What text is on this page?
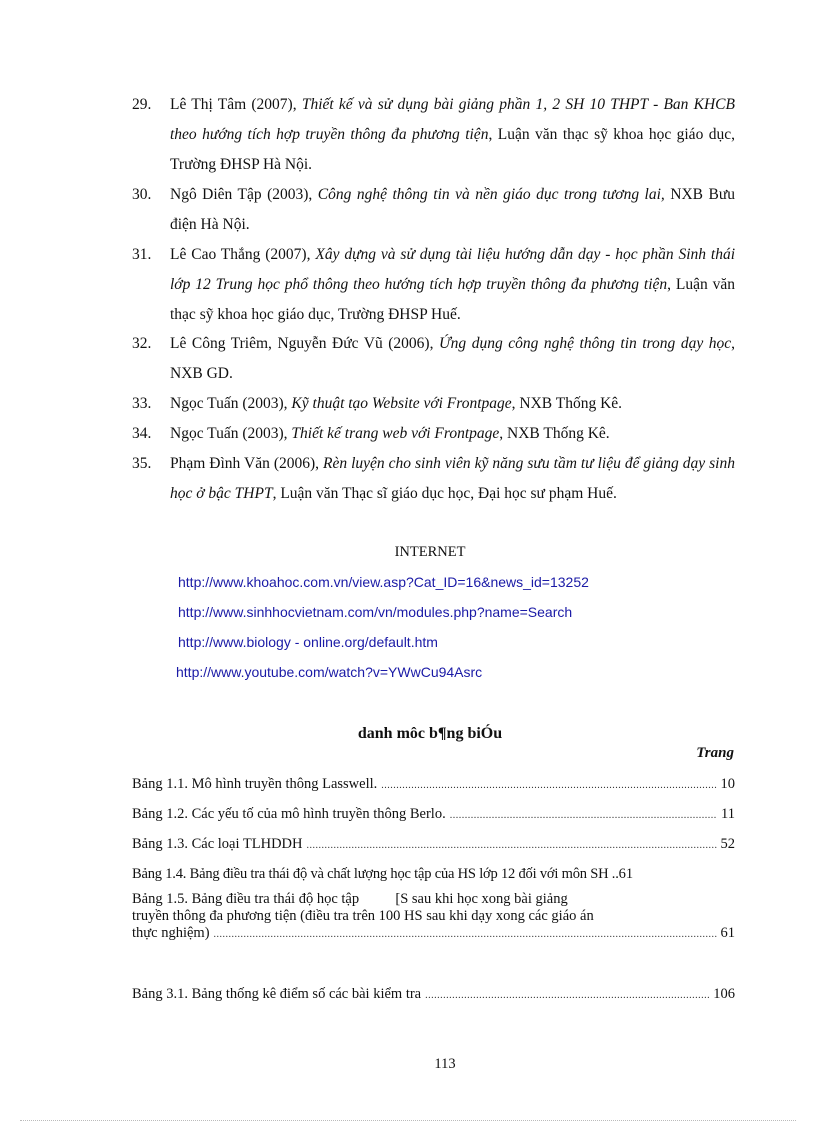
29. Lê Thị Tâm (2007), Thiết kế và sử dụng bài giảng phần 1, 2 SH 10 THPT - Ban KHCB theo hướng tích hợp truyền thông đa phương tiện, Luận văn thạc sỹ khoa học giáo dục, Trường ĐHSP Hà Nội.
30. Ngô Diên Tập (2003), Công nghệ thông tin và nền giáo dục trong tương lai, NXB Bưu điện Hà Nội.
31. Lê Cao Thắng (2007), Xây dựng và sử dụng tài liệu hướng dẫn dạy - học phần Sinh thái lớp 12 Trung học phổ thông theo hướng tích hợp truyền thông đa phương tiện, Luận văn thạc sỹ khoa học giáo dục, Trường ĐHSP Huế.
32. Lê Công Triêm, Nguyễn Đức Vũ (2006), Ứng dụng công nghệ thông tin trong dạy học, NXB GD.
33. Ngọc Tuấn (2003), Kỹ thuật tạo Website với Frontpage, NXB Thống Kê.
34. Ngọc Tuấn (2003), Thiết kế trang web với Frontpage, NXB Thống Kê.
35. Phạm Đình Văn (2006), Rèn luyện cho sinh viên kỹ năng sưu tầm tư liệu để giảng dạy sinh học ở bậc THPT, Luận văn Thạc sĩ giáo dục học, Đại học sư phạm Huế.
INTERNET
http://www.khoahoc.com.vn/view.asp?Cat_ID=16&news_id=13252
http://www.sinhhocvietnam.com/vn/modules.php?name=Search
http://www.biology - online.org/default.htm
http://www.youtube.com/watch?v=YWwCu94Asrc
danh môc b¶ng biÓu
Trang
Bảng 1.1. Mô hình truyền thông Lasswell. .....	10
Bảng 1.2. Các yếu tố của mô hình truyền thông Berlo. .....	11
Bảng 1.3. Các loại TLHDDH .....	52
Bảng 1.4. Bảng điều tra thái độ và chất lượng học tập của HS lớp 12 đối với môn SH .. 61
Bảng 1.5. Bảng điều tra thái độ học tập          [S sau khi học xong bài giảng
truyền thông đa phương tiện (điều tra trên 100 HS sau khi dạy xong các giáo án
thực nghiệm) .....	61
Bảng 3.1. Bảng thống kê điểm số các bài kiểm tra .....	106
113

*EXERCISE DIRECTIONS*: How many lines of the listing include the string "theo"? Answer with the number alone.

*PROBLEM SOLUTION*: 2